## begin Data for this task

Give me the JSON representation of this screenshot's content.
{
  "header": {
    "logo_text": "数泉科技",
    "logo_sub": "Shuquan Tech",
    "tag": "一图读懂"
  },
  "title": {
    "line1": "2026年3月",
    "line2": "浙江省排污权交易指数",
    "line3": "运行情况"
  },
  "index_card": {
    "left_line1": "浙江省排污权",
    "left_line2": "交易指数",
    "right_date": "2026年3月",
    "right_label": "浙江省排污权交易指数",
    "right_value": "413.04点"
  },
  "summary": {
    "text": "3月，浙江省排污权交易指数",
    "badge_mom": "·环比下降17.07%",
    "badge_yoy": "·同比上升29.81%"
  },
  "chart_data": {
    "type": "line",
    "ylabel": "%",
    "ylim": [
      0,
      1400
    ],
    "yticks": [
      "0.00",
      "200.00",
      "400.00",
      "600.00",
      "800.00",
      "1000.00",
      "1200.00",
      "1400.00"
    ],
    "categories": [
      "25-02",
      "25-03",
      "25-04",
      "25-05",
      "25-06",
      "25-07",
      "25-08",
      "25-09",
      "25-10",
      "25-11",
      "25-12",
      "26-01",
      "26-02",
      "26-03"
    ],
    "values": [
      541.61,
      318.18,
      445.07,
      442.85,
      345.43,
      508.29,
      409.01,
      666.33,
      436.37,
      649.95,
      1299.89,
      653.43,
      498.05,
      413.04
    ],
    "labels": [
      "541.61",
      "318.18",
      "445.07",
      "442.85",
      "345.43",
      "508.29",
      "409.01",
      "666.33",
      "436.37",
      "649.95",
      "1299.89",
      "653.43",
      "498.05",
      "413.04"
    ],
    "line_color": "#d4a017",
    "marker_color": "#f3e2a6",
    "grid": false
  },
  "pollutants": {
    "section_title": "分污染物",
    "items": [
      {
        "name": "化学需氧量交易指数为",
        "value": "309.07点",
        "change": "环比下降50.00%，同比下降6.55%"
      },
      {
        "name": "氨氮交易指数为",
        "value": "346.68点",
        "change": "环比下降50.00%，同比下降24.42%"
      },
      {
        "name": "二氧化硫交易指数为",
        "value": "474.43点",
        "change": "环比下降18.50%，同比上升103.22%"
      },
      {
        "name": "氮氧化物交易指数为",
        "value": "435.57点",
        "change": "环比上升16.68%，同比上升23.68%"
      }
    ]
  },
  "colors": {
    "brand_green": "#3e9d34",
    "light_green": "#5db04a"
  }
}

## end Data for this task

## Work to complete
Restate the listing in full, word for word.

## Solution for this task
Give me the JSON representation of this screenshot's content.
{
  "header": {
    "logo_text": "数泉科技",
    "logo_sub": "Shuquan Tech",
    "tag": "一图读懂"
  },
  "title": {
    "line1": "2026年3月",
    "line2": "浙江省排污权交易指数",
    "line3": "运行情况"
  },
  "index_card": {
    "left_line1": "浙江省排污权",
    "left_line2": "交易指数",
    "right_date": "2026年3月",
    "right_label": "浙江省排污权交易指数",
    "right_value": "413.04点"
  },
  "summary": {
    "text": "3月，浙江省排污权交易指数",
    "badge_mom": "·环比下降17.07%",
    "badge_yoy": "·同比上升29.81%"
  },
  "chart_data": {
    "type": "line",
    "ylabel": "%",
    "ylim": [
      0,
      1400
    ],
    "yticks": [
      "0.00",
      "200.00",
      "400.00",
      "600.00",
      "800.00",
      "1000.00",
      "1200.00",
      "1400.00"
    ],
    "categories": [
      "25-02",
      "25-03",
      "25-04",
      "25-05",
      "25-06",
      "25-07",
      "25-08",
      "25-09",
      "25-10",
      "25-11",
      "25-12",
      "26-01",
      "26-02",
      "26-03"
    ],
    "values": [
      541.61,
      318.18,
      445.07,
      442.85,
      345.43,
      508.29,
      409.01,
      666.33,
      436.37,
      649.95,
      1299.89,
      653.43,
      498.05,
      413.04
    ],
    "labels": [
      "541.61",
      "318.18",
      "445.07",
      "442.85",
      "345.43",
      "508.29",
      "409.01",
      "666.33",
      "436.37",
      "649.95",
      "1299.89",
      "653.43",
      "498.05",
      "413.04"
    ],
    "line_color": "#d4a017",
    "marker_color": "#f3e2a6",
    "grid": false
  },
  "pollutants": {
    "section_title": "分污染物",
    "items": [
      {
        "name": "化学需氧量交易指数为",
        "value": "309.07点",
        "change": "环比下降50.00%，同比下降6.55%"
      },
      {
        "name": "氨氮交易指数为",
        "value": "346.68点",
        "change": "环比下降50.00%，同比下降24.42%"
      },
      {
        "name": "二氧化硫交易指数为",
        "value": "474.43点",
        "change": "环比下降18.50%，同比上升103.22%"
      },
      {
        "name": "氮氧化物交易指数为",
        "value": "435.57点",
        "change": "环比上升16.68%，同比上升23.68%"
      }
    ]
  },
  "colors": {
    "brand_green": "#3e9d34",
    "light_green": "#5db04a"
  }
}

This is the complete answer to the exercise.